**Written exercise**
Could you give the data below again, exactly and completely?

--- begin Provided material ---

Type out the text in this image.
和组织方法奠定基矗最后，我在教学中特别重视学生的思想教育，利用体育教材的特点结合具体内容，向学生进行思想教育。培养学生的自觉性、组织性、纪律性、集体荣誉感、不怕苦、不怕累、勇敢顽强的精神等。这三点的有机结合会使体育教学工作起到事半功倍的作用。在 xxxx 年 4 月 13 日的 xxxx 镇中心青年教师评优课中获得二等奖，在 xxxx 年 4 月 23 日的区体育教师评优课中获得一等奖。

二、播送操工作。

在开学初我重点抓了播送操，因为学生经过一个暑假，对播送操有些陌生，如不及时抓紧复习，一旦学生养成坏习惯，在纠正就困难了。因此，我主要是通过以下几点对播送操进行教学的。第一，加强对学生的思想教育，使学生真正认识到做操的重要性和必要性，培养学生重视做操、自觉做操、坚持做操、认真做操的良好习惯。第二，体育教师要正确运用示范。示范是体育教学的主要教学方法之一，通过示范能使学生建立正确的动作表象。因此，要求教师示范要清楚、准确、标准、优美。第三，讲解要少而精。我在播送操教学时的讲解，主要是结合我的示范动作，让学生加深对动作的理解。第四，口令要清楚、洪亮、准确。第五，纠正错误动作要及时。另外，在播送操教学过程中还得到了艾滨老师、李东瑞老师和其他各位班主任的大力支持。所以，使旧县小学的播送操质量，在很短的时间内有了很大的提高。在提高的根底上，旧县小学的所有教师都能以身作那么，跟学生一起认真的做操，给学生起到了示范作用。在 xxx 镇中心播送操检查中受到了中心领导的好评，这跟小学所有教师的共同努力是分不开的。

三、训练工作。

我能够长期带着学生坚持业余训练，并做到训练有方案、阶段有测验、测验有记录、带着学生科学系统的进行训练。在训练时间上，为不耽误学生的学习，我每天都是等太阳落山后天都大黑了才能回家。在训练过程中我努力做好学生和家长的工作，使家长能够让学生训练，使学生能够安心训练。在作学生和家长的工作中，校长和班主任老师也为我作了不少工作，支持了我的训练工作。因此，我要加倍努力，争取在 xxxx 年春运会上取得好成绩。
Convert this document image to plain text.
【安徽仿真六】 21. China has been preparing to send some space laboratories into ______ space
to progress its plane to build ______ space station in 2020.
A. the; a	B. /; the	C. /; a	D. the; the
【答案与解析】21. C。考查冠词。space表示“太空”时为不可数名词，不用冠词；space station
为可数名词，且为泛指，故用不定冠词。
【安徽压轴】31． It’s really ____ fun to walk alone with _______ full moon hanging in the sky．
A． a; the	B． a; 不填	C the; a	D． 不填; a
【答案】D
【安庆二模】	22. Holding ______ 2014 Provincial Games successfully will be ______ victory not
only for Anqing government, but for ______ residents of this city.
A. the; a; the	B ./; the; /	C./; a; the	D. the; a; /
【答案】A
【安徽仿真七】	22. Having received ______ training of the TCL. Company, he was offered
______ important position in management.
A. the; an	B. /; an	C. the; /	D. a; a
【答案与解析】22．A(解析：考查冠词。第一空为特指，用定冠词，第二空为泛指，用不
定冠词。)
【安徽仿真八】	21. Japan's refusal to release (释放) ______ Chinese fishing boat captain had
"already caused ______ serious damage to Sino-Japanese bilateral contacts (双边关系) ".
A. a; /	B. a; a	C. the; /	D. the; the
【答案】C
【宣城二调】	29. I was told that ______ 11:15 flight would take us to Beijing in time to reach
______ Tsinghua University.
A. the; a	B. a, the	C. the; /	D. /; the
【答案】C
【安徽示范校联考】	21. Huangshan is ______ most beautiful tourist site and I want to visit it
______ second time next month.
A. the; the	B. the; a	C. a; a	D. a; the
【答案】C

--- end Provided material ---

**Solution for this exercise**
Type out the text in this image.
和组织方法奠定基矗最后，我在教学中特别重视学生的思想教育，利用体育教材的特点结合具体内容，向学生进行思想教育。培养学生的自觉性、组织性、纪律性、集体荣誉感、不怕苦、不怕累、勇敢顽强的精神等。这三点的有机结合会使体育教学工作起到事半功倍的作用。在 xxxx 年 4 月 13 日的 xxxx 镇中心青年教师评优课中获得二等奖，在 xxxx 年 4 月 23 日的区体育教师评优课中获得一等奖。

二、播送操工作。

在开学初我重点抓了播送操，因为学生经过一个暑假，对播送操有些陌生，如不及时抓紧复习，一旦学生养成坏习惯，在纠正就困难了。因此，我主要是通过以下几点对播送操进行教学的。第一，加强对学生的思想教育，使学生真正认识到做操的重要性和必要性，培养学生重视做操、自觉做操、坚持做操、认真做操的良好习惯。第二，体育教师要正确运用示范。示范是体育教学的主要教学方法之一，通过示范能使学生建立正确的动作表象。因此，要求教师示范要清楚、准确、标准、优美。第三，讲解要少而精。我在播送操教学时的讲解，主要是结合我的示范动作，让学生加深对动作的理解。第四，口令要清楚、洪亮、准确。第五，纠正错误动作要及时。另外，在播送操教学过程中还得到了艾滨老师、李东瑞老师和其他各位班主任的大力支持。所以，使旧县小学的播送操质量，在很短的时间内有了很大的提高。在提高的根底上，旧县小学的所有教师都能以身作那么，跟学生一起认真的做操，给学生起到了示范作用。在 xxx 镇中心播送操检查中受到了中心领导的好评，这跟小学所有教师的共同努力是分不开的。

三、训练工作。

我能够长期带着学生坚持业余训练，并做到训练有方案、阶段有测验、测验有记录、带着学生科学系统的进行训练。在训练时间上，为不耽误学生的学习，我每天都是等太阳落山后天都大黑了才能回家。在训练过程中我努力做好学生和家长的工作，使家长能够让学生训练，使学生能够安心训练。在作学生和家长的工作中，校长和班主任老师也为我作了不少工作，支持了我的训练工作。因此，我要加倍努力，争取在 xxxx 年春运会上取得好成绩。
Convert this document image to plain text.
【安徽仿真六】 21. China has been preparing to send some space laboratories into ______ space
to progress its plane to build ______ space station in 2020.
A. the; a	B. /; the	C. /; a	D. the; the
【答案与解析】21. C。考查冠词。space表示“太空”时为不可数名词，不用冠词；space station
为可数名词，且为泛指，故用不定冠词。
【安徽压轴】31． It’s really ____ fun to walk alone with _______ full moon hanging in the sky．
A． a; the	B． a; 不填	C the; a	D． 不填; a
【答案】D
【安庆二模】	22. Holding ______ 2014 Provincial Games successfully will be ______ victory not
only for Anqing government, but for ______ residents of this city.
A. the; a; the	B ./; the; /	C./; a; the	D. the; a; /
【答案】A
【安徽仿真七】	22. Having received ______ training of the TCL. Company, he was offered
______ important position in management.
A. the; an	B. /; an	C. the; /	D. a; a
【答案与解析】22．A(解析：考查冠词。第一空为特指，用定冠词，第二空为泛指，用不
定冠词。)
【安徽仿真八】	21. Japan's refusal to release (释放) ______ Chinese fishing boat captain had
"already caused ______ serious damage to Sino-Japanese bilateral contacts (双边关系) ".
A. a; /	B. a; a	C. the; /	D. the; the
【答案】C
【宣城二调】	29. I was told that ______ 11:15 flight would take us to Beijing in time to reach
______ Tsinghua University.
A. the; a	B. a, the	C. the; /	D. /; the
【答案】C
【安徽示范校联考】	21. Huangshan is ______ most beautiful tourist site and I want to visit it
______ second time next month.
A. the; the	B. the; a	C. a; a	D. a; the
【答案】C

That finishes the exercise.